- [THE PROBLEM]:
Your task is to filter the data below down to the lines holding "Text".

- [RECORDS PROVIDED]:
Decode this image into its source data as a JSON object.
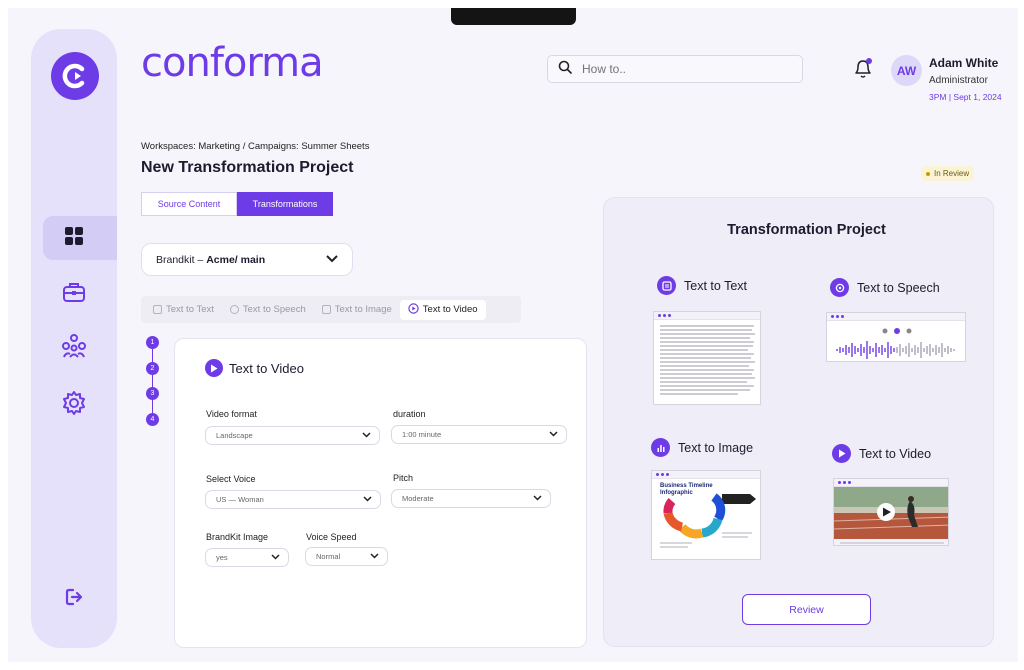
{
  "brand": {
    "name": "conforma"
  },
  "search": {
    "placeholder": "How to.."
  },
  "user": {
    "initials": "AW",
    "name": "Adam White",
    "role": "Administrator",
    "timestamp": "3PM | Sept 1, 2024"
  },
  "sidebar": {
    "items": [
      {
        "icon": "dashboard-icon",
        "active": true
      },
      {
        "icon": "briefcase-icon",
        "active": false
      },
      {
        "icon": "team-icon",
        "active": false
      },
      {
        "icon": "gear-icon",
        "active": false
      }
    ],
    "logout_icon": "logout-icon"
  },
  "breadcrumb": "Workspaces: Marketing / Campaigns: Summer Sheets",
  "page_title": "New Transformation Project",
  "status": "In Review",
  "tabs": [
    {
      "label": "Source Content",
      "active": false
    },
    {
      "label": "Transformations",
      "active": true
    }
  ],
  "brandkit": {
    "prefix": "Brandkit – ",
    "value": "Acme/ main"
  },
  "transform_tabs": [
    {
      "label": "Text to Text",
      "active": false
    },
    {
      "label": "Text to Speech",
      "active": false
    },
    {
      "label": "Text to Image",
      "active": false
    },
    {
      "label": "Text to Video",
      "active": true
    }
  ],
  "steps": [
    "1",
    "2",
    "3",
    "4"
  ],
  "form": {
    "title": "Text to Video",
    "video_format": {
      "label": "Video format",
      "value": "Landscape"
    },
    "duration": {
      "label": "duration",
      "value": "1:00 minute"
    },
    "voice": {
      "label": "Select Voice",
      "value": "US — Woman"
    },
    "pitch": {
      "label": "Pitch",
      "value": "Moderate"
    },
    "brandkit_image": {
      "label": "BrandKit Image",
      "value": "yes"
    },
    "voice_speed": {
      "label": "Voice Speed",
      "value": "Normal"
    }
  },
  "panel": {
    "title": "Transformation Project",
    "items": [
      {
        "label": "Text to Text",
        "icon": "document-icon"
      },
      {
        "label": "Text to Speech",
        "icon": "microphone-icon"
      },
      {
        "label": "Text to Image",
        "icon": "image-chart-icon"
      },
      {
        "label": "Text to Video",
        "icon": "play-icon"
      }
    ],
    "infographic_title": "Business Timeline Infographic"
  },
  "review_label": "Review",
  "colors": {
    "accent": "#6e3ce6",
    "sidebar": "#e6e1fa",
    "status_bg": "#fbf4d4"
  }
}
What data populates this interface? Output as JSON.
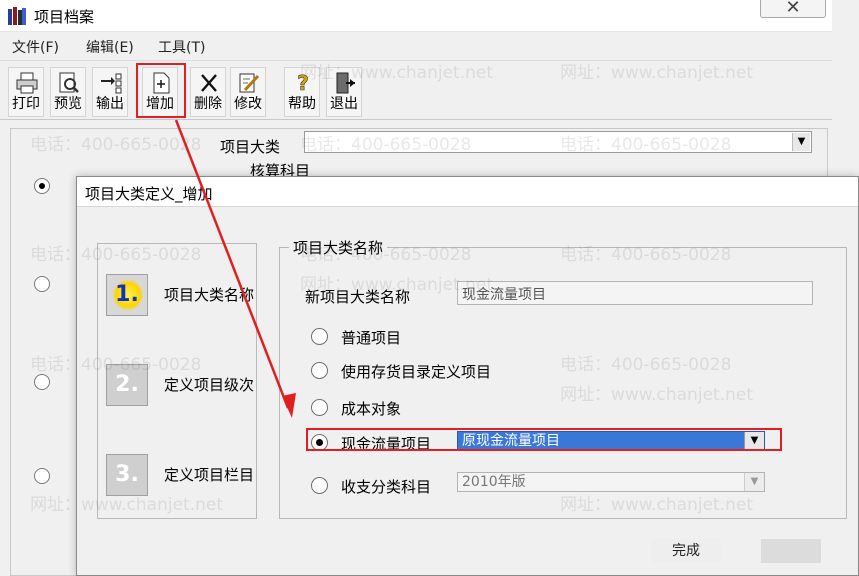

- [SOLUTION BELOW]:
      "label": "Text to Text",
      "label": "Text to Speech",
      "label": "Text to Image",
      "label": "Text to Video",
    "title": "Text to Video",
        "label": "Text to Text",
        "label": "Text to Speech",
        "label": "Text to Image",
        "label": "Text to Video",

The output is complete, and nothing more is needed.